Task input =>
<<<<

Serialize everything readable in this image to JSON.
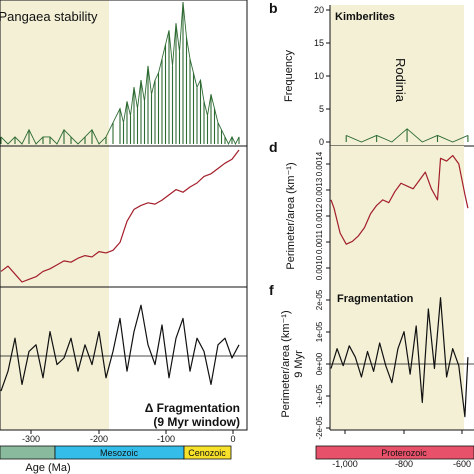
{
  "chart_data": [
    {
      "type": "line",
      "panel": "a",
      "region_label": "Pangaea stability",
      "x_domain": [
        -340,
        10
      ],
      "ylim": [
        0,
        20
      ],
      "shade_x": [
        -340,
        -170
      ],
      "x": [
        -340,
        -330,
        -320,
        -310,
        -300,
        -290,
        -280,
        -270,
        -260,
        -250,
        -240,
        -230,
        -220,
        -210,
        -200,
        -190,
        -180,
        -170,
        -165,
        -160,
        -155,
        -150,
        -145,
        -140,
        -135,
        -130,
        -125,
        -120,
        -115,
        -110,
        -105,
        -100,
        -95,
        -90,
        -85,
        -80,
        -75,
        -70,
        -65,
        -60,
        -55,
        -50,
        -45,
        -40,
        -35,
        -30,
        -25,
        -20,
        -15,
        -10,
        -5,
        0
      ],
      "values": [
        1,
        0,
        1,
        0,
        2,
        0,
        1,
        1,
        0,
        2,
        1,
        0,
        1,
        2,
        0,
        1,
        3,
        5,
        3,
        6,
        4,
        8,
        5,
        9,
        6,
        11,
        7,
        9,
        10,
        12,
        14,
        16,
        11,
        17,
        13,
        20,
        15,
        12,
        10,
        8,
        9,
        6,
        4,
        7,
        5,
        3,
        2,
        1,
        0,
        1,
        0,
        1
      ],
      "color": "#2e6b33"
    },
    {
      "type": "line",
      "panel": "c",
      "x_domain": [
        -340,
        10
      ],
      "ylim": [
        0,
        1
      ],
      "shade_x": [
        -340,
        -170
      ],
      "x": [
        -340,
        -330,
        -320,
        -310,
        -300,
        -290,
        -280,
        -270,
        -260,
        -250,
        -240,
        -230,
        -220,
        -210,
        -200,
        -190,
        -180,
        -170,
        -160,
        -150,
        -140,
        -130,
        -120,
        -110,
        -100,
        -90,
        -80,
        -70,
        -60,
        -50,
        -40,
        -30,
        -20,
        -10,
        0
      ],
      "values": [
        0.08,
        0.12,
        0.06,
        0.0,
        0.02,
        0.04,
        0.08,
        0.1,
        0.13,
        0.16,
        0.15,
        0.18,
        0.2,
        0.19,
        0.23,
        0.22,
        0.24,
        0.3,
        0.46,
        0.55,
        0.58,
        0.6,
        0.59,
        0.62,
        0.66,
        0.7,
        0.68,
        0.72,
        0.75,
        0.8,
        0.82,
        0.86,
        0.9,
        0.93,
        1.0
      ],
      "color": "#a31e2a"
    },
    {
      "type": "line",
      "panel": "e",
      "title": "Δ Fragmentation",
      "subtitle": "(9 Myr window)",
      "x_domain": [
        -340,
        10
      ],
      "ylim": [
        -1,
        1
      ],
      "zero_line": true,
      "shade_x": [
        -340,
        -170
      ],
      "x": [
        -340,
        -330,
        -320,
        -310,
        -300,
        -290,
        -280,
        -270,
        -260,
        -250,
        -240,
        -230,
        -220,
        -210,
        -200,
        -190,
        -180,
        -170,
        -160,
        -150,
        -140,
        -130,
        -120,
        -110,
        -100,
        -90,
        -80,
        -70,
        -60,
        -50,
        -40,
        -30,
        -20,
        -10,
        0
      ],
      "values": [
        -0.5,
        -0.2,
        0.3,
        -0.4,
        0.1,
        0.2,
        -0.3,
        0.4,
        -0.1,
        0.0,
        0.3,
        -0.2,
        0.2,
        -0.1,
        0.4,
        -0.3,
        0.1,
        0.6,
        -0.2,
        0.4,
        0.8,
        0.2,
        -0.1,
        0.5,
        -0.3,
        0.3,
        0.6,
        -0.2,
        0.3,
        0.1,
        -0.4,
        0.2,
        0.3,
        0.0,
        0.2
      ],
      "color": "#111111"
    },
    {
      "type": "line",
      "panel": "b",
      "title": "Kimberlites",
      "region_label": "Rodinia",
      "ylabel": "Frequency",
      "x_domain": [
        -1050,
        -580
      ],
      "ylim": [
        0,
        20
      ],
      "yticks": [
        "0",
        "5",
        "10",
        "15",
        "20"
      ],
      "shade_x": [
        -1050,
        -600
      ],
      "x": [
        -1000,
        -950,
        -900,
        -850,
        -800,
        -750,
        -700,
        -650,
        -600
      ],
      "values": [
        1,
        0,
        1,
        0,
        2,
        0,
        1,
        0,
        1
      ],
      "color": "#2e6b33"
    },
    {
      "type": "line",
      "panel": "d",
      "ylabel": "Perimeter/area (km⁻¹)",
      "x_domain": [
        -1050,
        -580
      ],
      "ylim": [
        0.00098,
        0.00146
      ],
      "yticks": [
        "0.0010",
        "0.0011",
        "0.0012",
        "0.0013",
        "0.0014"
      ],
      "shade_x": [
        -1050,
        -600
      ],
      "x": [
        -1050,
        -1040,
        -1020,
        -1000,
        -980,
        -960,
        -940,
        -920,
        -900,
        -880,
        -860,
        -840,
        -820,
        -800,
        -780,
        -760,
        -740,
        -720,
        -700,
        -690,
        -670,
        -650,
        -630,
        -610,
        -600
      ],
      "values": [
        0.00128,
        0.00125,
        0.00116,
        0.00112,
        0.00113,
        0.00115,
        0.00118,
        0.00123,
        0.00126,
        0.00128,
        0.00127,
        0.00131,
        0.00134,
        0.00133,
        0.00132,
        0.00135,
        0.00138,
        0.00132,
        0.00128,
        0.00143,
        0.00142,
        0.00144,
        0.00141,
        0.0013,
        0.00125
      ],
      "color": "#a31e2a"
    },
    {
      "type": "line",
      "panel": "f",
      "title": "Fragmentation",
      "ylabel": "Perimeter/area (km⁻¹)",
      "ylabel2": "9 Myr",
      "x_domain": [
        -1050,
        -580
      ],
      "ylim": [
        -2.4e-05,
        2.4e-05
      ],
      "yticks": [
        "-2e-05",
        "-1e-05",
        "0e+00",
        "1e-05",
        "2e-05"
      ],
      "zero_line": true,
      "shade_x": [
        -1050,
        -600
      ],
      "x": [
        -1050,
        -1030,
        -1010,
        -990,
        -970,
        -950,
        -930,
        -910,
        -890,
        -870,
        -850,
        -830,
        -810,
        -790,
        -770,
        -750,
        -730,
        -710,
        -690,
        -670,
        -650,
        -630,
        -610,
        -600
      ],
      "values": [
        -3e-06,
        4e-06,
        -2e-06,
        5e-06,
        1e-06,
        -6e-06,
        3e-06,
        -4e-06,
        6e-06,
        -2e-06,
        -8e-06,
        4e-06,
        1e-05,
        -5e-06,
        1.2e-05,
        -1.5e-05,
        1.8e-05,
        -3e-06,
        2.2e-05,
        -6e-06,
        4e-06,
        -2e-06,
        -2e-05,
        1e-06
      ],
      "color": "#111111"
    }
  ],
  "panel_letters": [
    "b",
    "d",
    "f"
  ],
  "left_axis": {
    "ticks": [
      "-300",
      "-200",
      "-100",
      "0"
    ],
    "xlabel": "Age (Ma)",
    "eras": [
      "Mesozoic",
      "Cenozoic"
    ]
  },
  "right_axis": {
    "ticks": [
      "-1,000",
      "-800",
      "-600"
    ],
    "eras": [
      "Proterozoic"
    ]
  },
  "colors": {
    "shade": "#f3f0d6",
    "green": "#2e6b33",
    "red": "#a31e2a",
    "paleozoic": "#8aba9d",
    "mesozoic": "#35bde9",
    "cenozoic": "#f7e12a",
    "proterozoic": "#e8516a"
  }
}
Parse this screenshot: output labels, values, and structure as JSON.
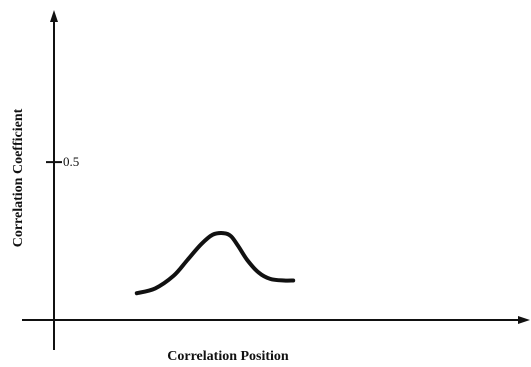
{
  "chart_data": {
    "type": "line",
    "title": "",
    "xlabel": "Correlation Position",
    "ylabel": "Correlation Coefficient",
    "y_ticks": [
      {
        "value": 0.5,
        "label": "0.5"
      }
    ],
    "xlim": [
      0,
      10
    ],
    "ylim": [
      0,
      0.95
    ],
    "grid": false,
    "legend": "none",
    "series": [
      {
        "x": [
          1.8,
          2.2,
          2.6,
          2.9,
          3.2,
          3.45,
          3.7,
          3.85,
          4.0,
          4.2,
          4.45,
          4.7,
          5.0,
          5.2
        ],
        "y": [
          0.085,
          0.1,
          0.14,
          0.19,
          0.24,
          0.27,
          0.275,
          0.265,
          0.235,
          0.19,
          0.15,
          0.13,
          0.125,
          0.125
        ]
      }
    ]
  }
}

>>>>

Set problem => Tally the lines of the listing in which the word "JSON" occurs, and state the total alone.

Answer => 2